Copy, in full, each line of the material that holds the word "JSON".
* start THE DATA *
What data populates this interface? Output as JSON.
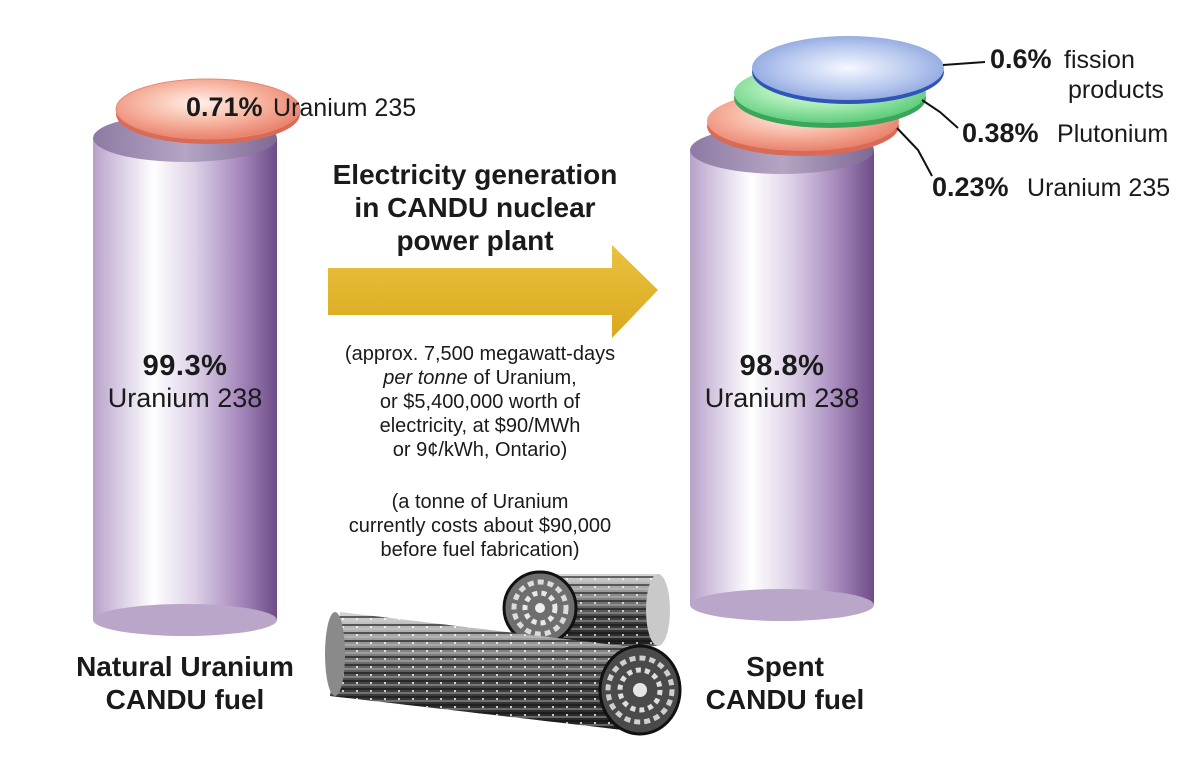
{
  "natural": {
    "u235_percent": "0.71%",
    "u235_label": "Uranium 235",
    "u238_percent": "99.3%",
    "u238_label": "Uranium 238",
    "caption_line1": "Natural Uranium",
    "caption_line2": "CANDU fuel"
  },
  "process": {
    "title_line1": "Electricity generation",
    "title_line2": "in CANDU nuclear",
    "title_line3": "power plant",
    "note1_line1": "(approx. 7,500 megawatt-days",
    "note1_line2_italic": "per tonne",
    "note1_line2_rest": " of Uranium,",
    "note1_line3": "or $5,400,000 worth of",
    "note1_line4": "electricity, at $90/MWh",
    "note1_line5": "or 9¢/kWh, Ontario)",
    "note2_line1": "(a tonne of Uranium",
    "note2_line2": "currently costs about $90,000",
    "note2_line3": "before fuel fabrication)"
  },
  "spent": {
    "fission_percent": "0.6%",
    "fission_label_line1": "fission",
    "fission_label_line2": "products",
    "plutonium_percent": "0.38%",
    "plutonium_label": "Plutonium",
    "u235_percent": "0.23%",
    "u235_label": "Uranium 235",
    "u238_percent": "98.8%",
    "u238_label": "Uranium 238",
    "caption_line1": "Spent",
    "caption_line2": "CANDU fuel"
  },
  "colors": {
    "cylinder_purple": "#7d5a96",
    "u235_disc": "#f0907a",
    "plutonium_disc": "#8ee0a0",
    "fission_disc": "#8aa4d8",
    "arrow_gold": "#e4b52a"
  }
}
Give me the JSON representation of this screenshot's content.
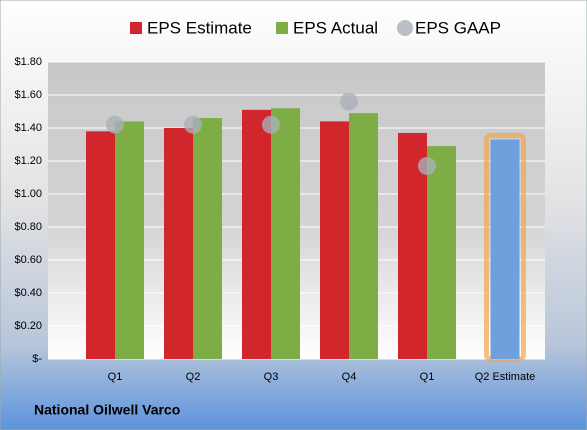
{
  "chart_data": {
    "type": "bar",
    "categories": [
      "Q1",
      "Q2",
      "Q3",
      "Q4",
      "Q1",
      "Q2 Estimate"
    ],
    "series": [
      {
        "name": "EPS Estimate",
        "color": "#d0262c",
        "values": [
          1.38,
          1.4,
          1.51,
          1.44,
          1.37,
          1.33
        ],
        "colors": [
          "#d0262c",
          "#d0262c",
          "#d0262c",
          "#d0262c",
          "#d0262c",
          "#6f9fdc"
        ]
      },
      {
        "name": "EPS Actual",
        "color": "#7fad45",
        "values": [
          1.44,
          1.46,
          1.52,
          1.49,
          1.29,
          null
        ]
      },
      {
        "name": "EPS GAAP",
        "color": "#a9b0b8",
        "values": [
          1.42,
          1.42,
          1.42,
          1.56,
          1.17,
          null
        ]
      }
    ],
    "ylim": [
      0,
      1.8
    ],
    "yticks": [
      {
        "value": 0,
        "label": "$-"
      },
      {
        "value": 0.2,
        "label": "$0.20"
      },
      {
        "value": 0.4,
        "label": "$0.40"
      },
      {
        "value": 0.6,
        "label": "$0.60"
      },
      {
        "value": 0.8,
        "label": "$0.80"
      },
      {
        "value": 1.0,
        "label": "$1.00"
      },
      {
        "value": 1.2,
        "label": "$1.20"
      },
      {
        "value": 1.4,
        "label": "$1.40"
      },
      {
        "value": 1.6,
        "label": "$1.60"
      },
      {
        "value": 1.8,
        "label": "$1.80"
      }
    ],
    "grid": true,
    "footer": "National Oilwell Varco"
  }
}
* end THE DATA *
> **ANSWER TO THE TASK**:
What data populates this interface? Output as JSON.
Give me the JSON representation of this screenshot's content.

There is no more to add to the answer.